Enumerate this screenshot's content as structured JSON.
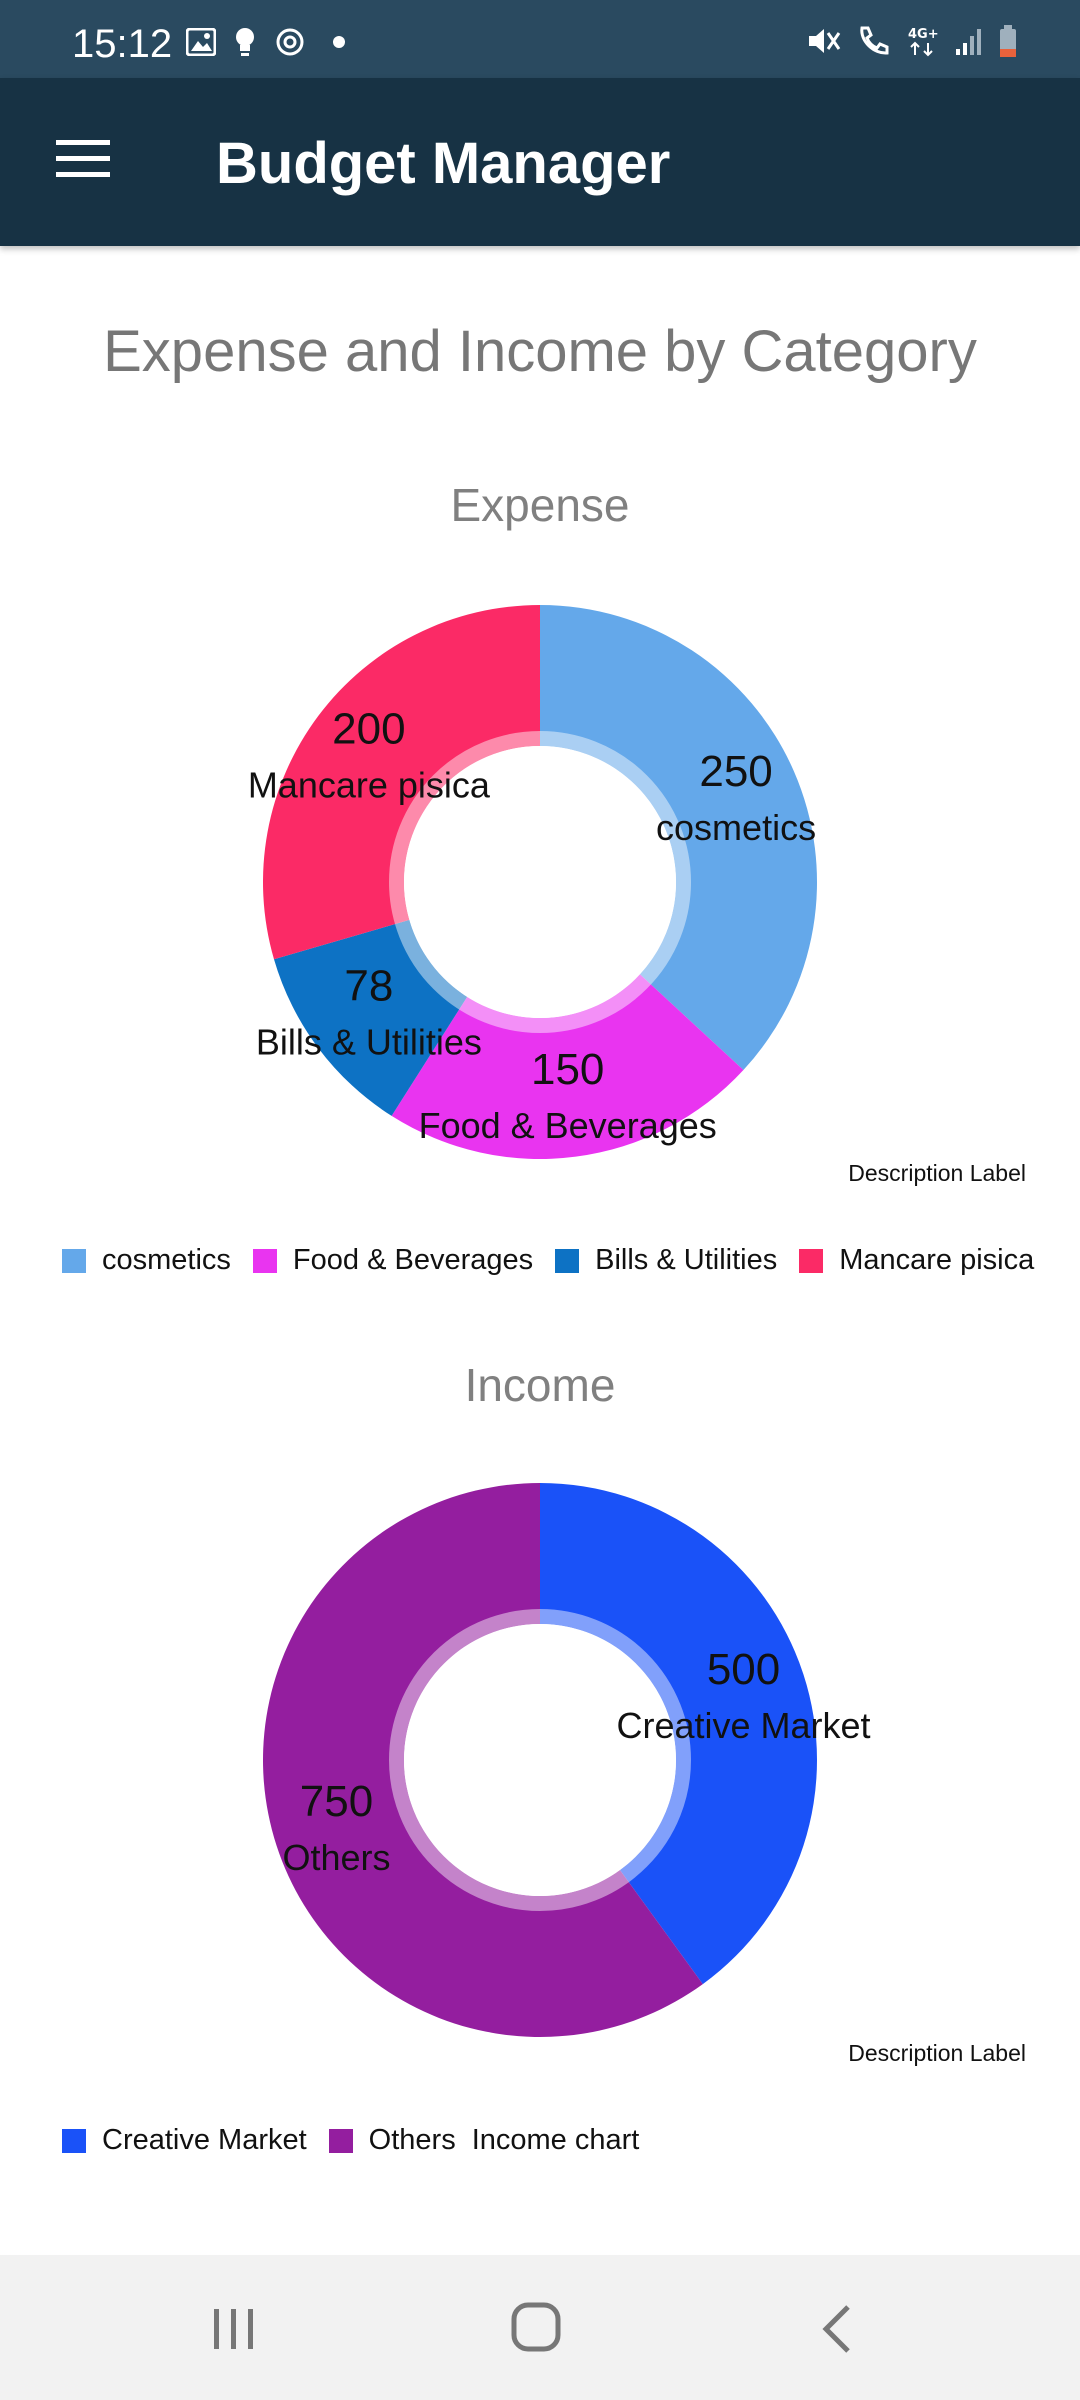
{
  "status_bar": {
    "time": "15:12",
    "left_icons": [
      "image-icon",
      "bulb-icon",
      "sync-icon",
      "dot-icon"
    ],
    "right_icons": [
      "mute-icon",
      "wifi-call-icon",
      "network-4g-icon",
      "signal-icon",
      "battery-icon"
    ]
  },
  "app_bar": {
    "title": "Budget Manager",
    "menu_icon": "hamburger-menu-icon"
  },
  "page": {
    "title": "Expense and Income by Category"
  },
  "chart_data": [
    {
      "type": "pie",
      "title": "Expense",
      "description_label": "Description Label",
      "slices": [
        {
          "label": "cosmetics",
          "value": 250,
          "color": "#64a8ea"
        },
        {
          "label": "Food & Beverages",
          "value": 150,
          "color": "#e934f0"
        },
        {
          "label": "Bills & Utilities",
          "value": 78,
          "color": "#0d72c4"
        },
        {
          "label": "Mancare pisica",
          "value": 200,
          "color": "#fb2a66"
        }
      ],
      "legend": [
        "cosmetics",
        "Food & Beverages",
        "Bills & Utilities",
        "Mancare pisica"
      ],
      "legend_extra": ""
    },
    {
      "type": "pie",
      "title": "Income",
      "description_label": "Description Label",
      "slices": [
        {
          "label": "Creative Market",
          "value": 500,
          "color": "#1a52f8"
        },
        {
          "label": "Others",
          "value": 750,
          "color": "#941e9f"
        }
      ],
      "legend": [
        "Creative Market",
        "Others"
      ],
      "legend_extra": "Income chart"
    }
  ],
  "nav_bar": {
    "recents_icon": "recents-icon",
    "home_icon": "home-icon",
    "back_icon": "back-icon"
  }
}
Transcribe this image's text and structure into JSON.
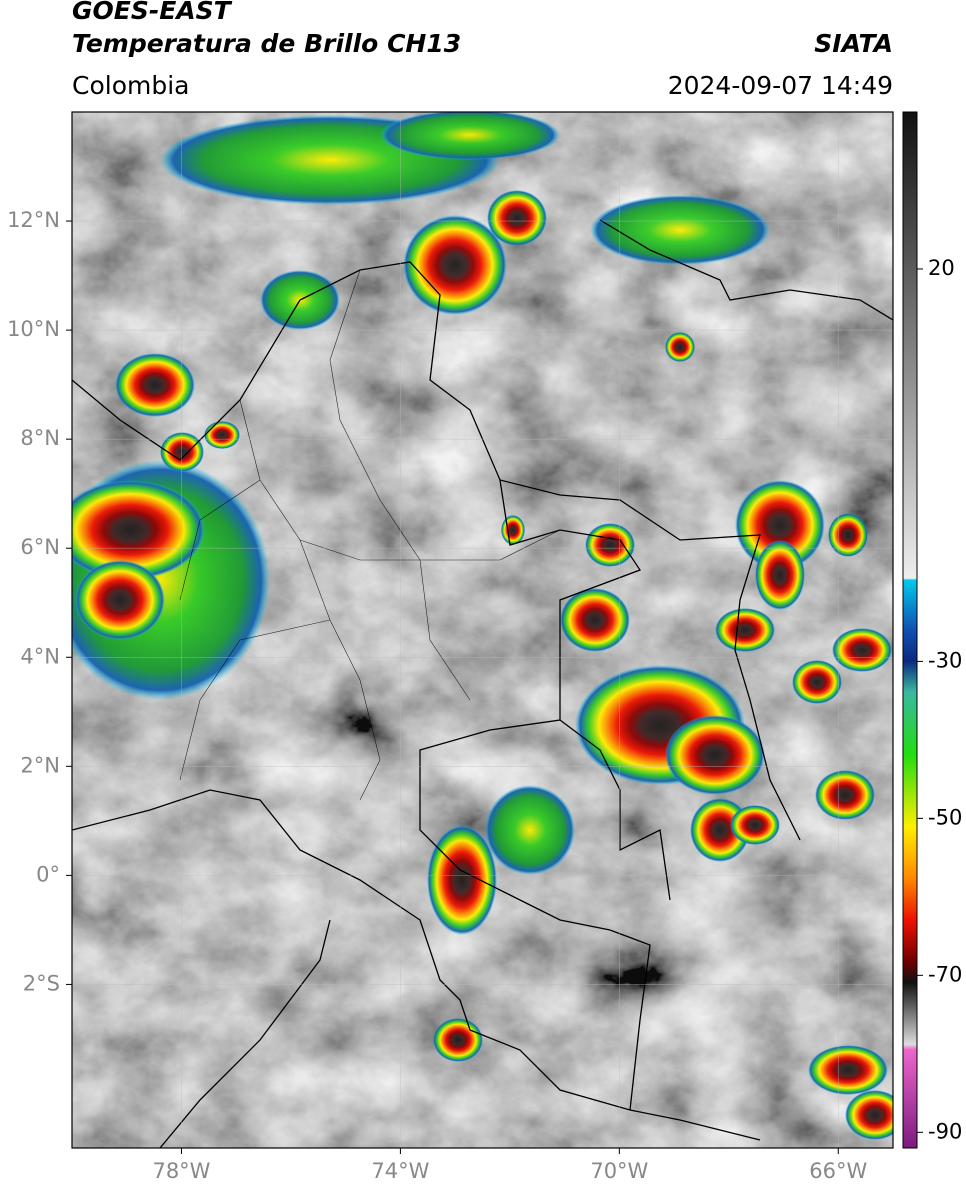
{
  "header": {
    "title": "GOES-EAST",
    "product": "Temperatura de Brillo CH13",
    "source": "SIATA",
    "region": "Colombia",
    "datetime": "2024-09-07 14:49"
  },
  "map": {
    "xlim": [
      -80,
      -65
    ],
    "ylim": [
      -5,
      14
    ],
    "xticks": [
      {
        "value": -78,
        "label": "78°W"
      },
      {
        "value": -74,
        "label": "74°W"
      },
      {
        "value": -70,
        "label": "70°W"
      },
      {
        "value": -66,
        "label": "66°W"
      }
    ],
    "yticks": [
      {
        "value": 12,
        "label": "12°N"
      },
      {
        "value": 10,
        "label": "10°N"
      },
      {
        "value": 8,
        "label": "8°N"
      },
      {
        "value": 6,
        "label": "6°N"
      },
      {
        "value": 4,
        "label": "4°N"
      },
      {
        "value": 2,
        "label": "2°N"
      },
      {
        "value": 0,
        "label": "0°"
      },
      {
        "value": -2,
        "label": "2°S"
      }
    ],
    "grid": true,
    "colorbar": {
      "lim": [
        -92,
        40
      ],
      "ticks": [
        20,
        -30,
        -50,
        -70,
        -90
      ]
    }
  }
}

- [What to produce] Gather up every line in the data above that contains the word "Income", copying each one.

- [Response below]
    "title": "Expense and Income by Category"
      "title": "Income",
      "legend_extra": "Income chart"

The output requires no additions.